Dataset excerpts
>>

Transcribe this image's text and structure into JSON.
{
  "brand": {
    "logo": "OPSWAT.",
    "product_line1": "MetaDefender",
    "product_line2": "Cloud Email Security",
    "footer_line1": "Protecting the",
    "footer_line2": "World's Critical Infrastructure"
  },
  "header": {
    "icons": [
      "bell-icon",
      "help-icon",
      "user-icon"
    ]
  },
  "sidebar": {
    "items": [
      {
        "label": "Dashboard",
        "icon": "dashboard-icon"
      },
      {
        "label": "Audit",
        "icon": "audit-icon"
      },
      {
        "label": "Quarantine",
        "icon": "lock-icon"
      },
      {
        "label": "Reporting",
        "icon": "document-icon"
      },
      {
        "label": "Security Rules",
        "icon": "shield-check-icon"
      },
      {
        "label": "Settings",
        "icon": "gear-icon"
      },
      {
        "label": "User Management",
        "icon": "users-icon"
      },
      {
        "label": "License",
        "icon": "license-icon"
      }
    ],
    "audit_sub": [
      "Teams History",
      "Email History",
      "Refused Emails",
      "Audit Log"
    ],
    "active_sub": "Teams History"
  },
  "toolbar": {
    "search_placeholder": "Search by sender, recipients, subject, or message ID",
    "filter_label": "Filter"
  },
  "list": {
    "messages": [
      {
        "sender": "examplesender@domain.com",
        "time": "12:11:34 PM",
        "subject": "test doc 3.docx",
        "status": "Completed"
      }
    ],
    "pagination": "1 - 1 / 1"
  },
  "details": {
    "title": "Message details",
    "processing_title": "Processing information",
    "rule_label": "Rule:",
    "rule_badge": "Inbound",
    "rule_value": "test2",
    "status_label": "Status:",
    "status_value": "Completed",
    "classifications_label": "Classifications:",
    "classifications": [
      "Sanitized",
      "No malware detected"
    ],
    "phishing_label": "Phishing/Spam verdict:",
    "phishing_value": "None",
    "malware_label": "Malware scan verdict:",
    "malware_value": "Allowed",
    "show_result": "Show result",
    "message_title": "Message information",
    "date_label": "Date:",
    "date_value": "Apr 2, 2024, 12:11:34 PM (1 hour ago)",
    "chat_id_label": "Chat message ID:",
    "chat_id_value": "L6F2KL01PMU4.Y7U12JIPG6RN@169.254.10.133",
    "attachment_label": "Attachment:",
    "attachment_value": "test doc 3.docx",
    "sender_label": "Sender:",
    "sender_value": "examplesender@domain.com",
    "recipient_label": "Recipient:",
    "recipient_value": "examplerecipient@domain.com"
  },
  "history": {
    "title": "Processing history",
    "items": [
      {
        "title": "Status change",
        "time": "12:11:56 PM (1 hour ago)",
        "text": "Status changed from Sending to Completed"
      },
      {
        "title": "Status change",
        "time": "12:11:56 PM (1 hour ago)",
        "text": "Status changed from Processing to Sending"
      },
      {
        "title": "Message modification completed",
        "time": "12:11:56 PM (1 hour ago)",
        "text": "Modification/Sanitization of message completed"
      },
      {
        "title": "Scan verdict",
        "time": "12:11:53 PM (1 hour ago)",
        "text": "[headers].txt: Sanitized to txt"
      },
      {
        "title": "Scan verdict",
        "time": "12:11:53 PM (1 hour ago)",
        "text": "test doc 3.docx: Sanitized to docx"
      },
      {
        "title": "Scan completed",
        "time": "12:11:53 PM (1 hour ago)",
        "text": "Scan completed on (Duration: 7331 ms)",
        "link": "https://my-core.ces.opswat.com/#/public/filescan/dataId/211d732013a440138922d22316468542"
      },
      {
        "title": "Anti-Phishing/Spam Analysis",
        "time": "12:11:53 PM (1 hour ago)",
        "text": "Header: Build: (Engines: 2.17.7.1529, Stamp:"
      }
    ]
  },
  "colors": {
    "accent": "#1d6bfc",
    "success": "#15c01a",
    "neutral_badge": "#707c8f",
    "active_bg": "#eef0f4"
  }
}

<<

BRIEF: All of the entries need to be reproduced exactly; please write them out.

SOLVED EXERCISE:
Transcribe this image's text and structure into JSON.
{
  "brand": {
    "logo": "OPSWAT.",
    "product_line1": "MetaDefender",
    "product_line2": "Cloud Email Security",
    "footer_line1": "Protecting the",
    "footer_line2": "World's Critical Infrastructure"
  },
  "header": {
    "icons": [
      "bell-icon",
      "help-icon",
      "user-icon"
    ]
  },
  "sidebar": {
    "items": [
      {
        "label": "Dashboard",
        "icon": "dashboard-icon"
      },
      {
        "label": "Audit",
        "icon": "audit-icon"
      },
      {
        "label": "Quarantine",
        "icon": "lock-icon"
      },
      {
        "label": "Reporting",
        "icon": "document-icon"
      },
      {
        "label": "Security Rules",
        "icon": "shield-check-icon"
      },
      {
        "label": "Settings",
        "icon": "gear-icon"
      },
      {
        "label": "User Management",
        "icon": "users-icon"
      },
      {
        "label": "License",
        "icon": "license-icon"
      }
    ],
    "audit_sub": [
      "Teams History",
      "Email History",
      "Refused Emails",
      "Audit Log"
    ],
    "active_sub": "Teams History"
  },
  "toolbar": {
    "search_placeholder": "Search by sender, recipients, subject, or message ID",
    "filter_label": "Filter"
  },
  "list": {
    "messages": [
      {
        "sender": "examplesender@domain.com",
        "time": "12:11:34 PM",
        "subject": "test doc 3.docx",
        "status": "Completed"
      }
    ],
    "pagination": "1 - 1 / 1"
  },
  "details": {
    "title": "Message details",
    "processing_title": "Processing information",
    "rule_label": "Rule:",
    "rule_badge": "Inbound",
    "rule_value": "test2",
    "status_label": "Status:",
    "status_value": "Completed",
    "classifications_label": "Classifications:",
    "classifications": [
      "Sanitized",
      "No malware detected"
    ],
    "phishing_label": "Phishing/Spam verdict:",
    "phishing_value": "None",
    "malware_label": "Malware scan verdict:",
    "malware_value": "Allowed",
    "show_result": "Show result",
    "message_title": "Message information",
    "date_label": "Date:",
    "date_value": "Apr 2, 2024, 12:11:34 PM (1 hour ago)",
    "chat_id_label": "Chat message ID:",
    "chat_id_value": "L6F2KL01PMU4.Y7U12JIPG6RN@169.254.10.133",
    "attachment_label": "Attachment:",
    "attachment_value": "test doc 3.docx",
    "sender_label": "Sender:",
    "sender_value": "examplesender@domain.com",
    "recipient_label": "Recipient:",
    "recipient_value": "examplerecipient@domain.com"
  },
  "history": {
    "title": "Processing history",
    "items": [
      {
        "title": "Status change",
        "time": "12:11:56 PM (1 hour ago)",
        "text": "Status changed from Sending to Completed"
      },
      {
        "title": "Status change",
        "time": "12:11:56 PM (1 hour ago)",
        "text": "Status changed from Processing to Sending"
      },
      {
        "title": "Message modification completed",
        "time": "12:11:56 PM (1 hour ago)",
        "text": "Modification/Sanitization of message completed"
      },
      {
        "title": "Scan verdict",
        "time": "12:11:53 PM (1 hour ago)",
        "text": "[headers].txt: Sanitized to txt"
      },
      {
        "title": "Scan verdict",
        "time": "12:11:53 PM (1 hour ago)",
        "text": "test doc 3.docx: Sanitized to docx"
      },
      {
        "title": "Scan completed",
        "time": "12:11:53 PM (1 hour ago)",
        "text": "Scan completed on (Duration: 7331 ms)",
        "link": "https://my-core.ces.opswat.com/#/public/filescan/dataId/211d732013a440138922d22316468542"
      },
      {
        "title": "Anti-Phishing/Spam Analysis",
        "time": "12:11:53 PM (1 hour ago)",
        "text": "Header: Build: (Engines: 2.17.7.1529, Stamp:"
      }
    ]
  },
  "colors": {
    "accent": "#1d6bfc",
    "success": "#15c01a",
    "neutral_badge": "#707c8f",
    "active_bg": "#eef0f4"
  }
}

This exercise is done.